> _WHAT TO WORK ON_: Write out all of the entries exactly as given.

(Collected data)
---------------

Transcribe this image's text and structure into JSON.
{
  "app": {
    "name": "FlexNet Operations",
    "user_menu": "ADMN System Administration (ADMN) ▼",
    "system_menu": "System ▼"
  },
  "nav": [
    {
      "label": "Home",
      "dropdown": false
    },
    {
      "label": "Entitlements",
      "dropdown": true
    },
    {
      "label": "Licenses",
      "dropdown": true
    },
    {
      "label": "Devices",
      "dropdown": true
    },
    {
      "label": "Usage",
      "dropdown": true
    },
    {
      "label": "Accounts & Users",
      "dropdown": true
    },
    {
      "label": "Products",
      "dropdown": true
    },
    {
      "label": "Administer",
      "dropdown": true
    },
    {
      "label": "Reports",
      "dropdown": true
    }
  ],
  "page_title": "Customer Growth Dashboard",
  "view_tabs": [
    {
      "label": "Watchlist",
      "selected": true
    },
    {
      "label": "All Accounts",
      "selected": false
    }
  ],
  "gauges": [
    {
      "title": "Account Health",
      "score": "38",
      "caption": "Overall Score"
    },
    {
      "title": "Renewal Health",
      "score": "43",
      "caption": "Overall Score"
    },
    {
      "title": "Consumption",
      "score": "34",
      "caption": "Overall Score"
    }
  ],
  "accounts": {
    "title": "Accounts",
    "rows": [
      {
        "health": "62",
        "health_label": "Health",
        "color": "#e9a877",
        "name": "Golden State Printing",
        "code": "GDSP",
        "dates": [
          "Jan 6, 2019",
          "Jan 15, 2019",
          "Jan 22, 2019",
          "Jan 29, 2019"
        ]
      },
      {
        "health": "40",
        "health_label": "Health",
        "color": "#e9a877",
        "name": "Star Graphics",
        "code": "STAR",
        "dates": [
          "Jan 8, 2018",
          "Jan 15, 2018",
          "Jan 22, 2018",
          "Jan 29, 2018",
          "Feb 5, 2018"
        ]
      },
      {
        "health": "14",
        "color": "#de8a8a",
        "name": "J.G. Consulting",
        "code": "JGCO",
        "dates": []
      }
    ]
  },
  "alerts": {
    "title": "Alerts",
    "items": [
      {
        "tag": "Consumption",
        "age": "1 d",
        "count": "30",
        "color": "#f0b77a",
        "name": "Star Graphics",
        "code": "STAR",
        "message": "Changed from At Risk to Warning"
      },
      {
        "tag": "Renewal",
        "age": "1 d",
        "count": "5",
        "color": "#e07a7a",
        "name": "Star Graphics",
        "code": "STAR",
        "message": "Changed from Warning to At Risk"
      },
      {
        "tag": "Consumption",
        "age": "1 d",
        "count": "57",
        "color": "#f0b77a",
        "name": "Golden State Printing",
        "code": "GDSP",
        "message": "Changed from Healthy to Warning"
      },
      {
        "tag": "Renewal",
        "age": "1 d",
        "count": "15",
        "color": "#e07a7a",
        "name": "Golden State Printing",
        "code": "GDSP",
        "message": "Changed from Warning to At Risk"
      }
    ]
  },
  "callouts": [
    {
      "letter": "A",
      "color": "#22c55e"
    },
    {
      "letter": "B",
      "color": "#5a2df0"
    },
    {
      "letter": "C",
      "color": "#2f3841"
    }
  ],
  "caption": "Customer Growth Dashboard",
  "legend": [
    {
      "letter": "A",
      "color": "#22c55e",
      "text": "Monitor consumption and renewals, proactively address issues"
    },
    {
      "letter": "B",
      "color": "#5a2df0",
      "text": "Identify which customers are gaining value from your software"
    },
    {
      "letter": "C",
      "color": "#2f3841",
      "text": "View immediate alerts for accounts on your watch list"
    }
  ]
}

---------------

> _EXPECTED ANSWER_:
Transcribe this image's text and structure into JSON.
{
  "app": {
    "name": "FlexNet Operations",
    "user_menu": "ADMN System Administration (ADMN) ▼",
    "system_menu": "System ▼"
  },
  "nav": [
    {
      "label": "Home",
      "dropdown": false
    },
    {
      "label": "Entitlements",
      "dropdown": true
    },
    {
      "label": "Licenses",
      "dropdown": true
    },
    {
      "label": "Devices",
      "dropdown": true
    },
    {
      "label": "Usage",
      "dropdown": true
    },
    {
      "label": "Accounts & Users",
      "dropdown": true
    },
    {
      "label": "Products",
      "dropdown": true
    },
    {
      "label": "Administer",
      "dropdown": true
    },
    {
      "label": "Reports",
      "dropdown": true
    }
  ],
  "page_title": "Customer Growth Dashboard",
  "view_tabs": [
    {
      "label": "Watchlist",
      "selected": true
    },
    {
      "label": "All Accounts",
      "selected": false
    }
  ],
  "gauges": [
    {
      "title": "Account Health",
      "score": "38",
      "caption": "Overall Score"
    },
    {
      "title": "Renewal Health",
      "score": "43",
      "caption": "Overall Score"
    },
    {
      "title": "Consumption",
      "score": "34",
      "caption": "Overall Score"
    }
  ],
  "accounts": {
    "title": "Accounts",
    "rows": [
      {
        "health": "62",
        "health_label": "Health",
        "color": "#e9a877",
        "name": "Golden State Printing",
        "code": "GDSP",
        "dates": [
          "Jan 6, 2019",
          "Jan 15, 2019",
          "Jan 22, 2019",
          "Jan 29, 2019"
        ]
      },
      {
        "health": "40",
        "health_label": "Health",
        "color": "#e9a877",
        "name": "Star Graphics",
        "code": "STAR",
        "dates": [
          "Jan 8, 2018",
          "Jan 15, 2018",
          "Jan 22, 2018",
          "Jan 29, 2018",
          "Feb 5, 2018"
        ]
      },
      {
        "health": "14",
        "color": "#de8a8a",
        "name": "J.G. Consulting",
        "code": "JGCO",
        "dates": []
      }
    ]
  },
  "alerts": {
    "title": "Alerts",
    "items": [
      {
        "tag": "Consumption",
        "age": "1 d",
        "count": "30",
        "color": "#f0b77a",
        "name": "Star Graphics",
        "code": "STAR",
        "message": "Changed from At Risk to Warning"
      },
      {
        "tag": "Renewal",
        "age": "1 d",
        "count": "5",
        "color": "#e07a7a",
        "name": "Star Graphics",
        "code": "STAR",
        "message": "Changed from Warning to At Risk"
      },
      {
        "tag": "Consumption",
        "age": "1 d",
        "count": "57",
        "color": "#f0b77a",
        "name": "Golden State Printing",
        "code": "GDSP",
        "message": "Changed from Healthy to Warning"
      },
      {
        "tag": "Renewal",
        "age": "1 d",
        "count": "15",
        "color": "#e07a7a",
        "name": "Golden State Printing",
        "code": "GDSP",
        "message": "Changed from Warning to At Risk"
      }
    ]
  },
  "callouts": [
    {
      "letter": "A",
      "color": "#22c55e"
    },
    {
      "letter": "B",
      "color": "#5a2df0"
    },
    {
      "letter": "C",
      "color": "#2f3841"
    }
  ],
  "caption": "Customer Growth Dashboard",
  "legend": [
    {
      "letter": "A",
      "color": "#22c55e",
      "text": "Monitor consumption and renewals, proactively address issues"
    },
    {
      "letter": "B",
      "color": "#5a2df0",
      "text": "Identify which customers are gaining value from your software"
    },
    {
      "letter": "C",
      "color": "#2f3841",
      "text": "View immediate alerts for accounts on your watch list"
    }
  ]
}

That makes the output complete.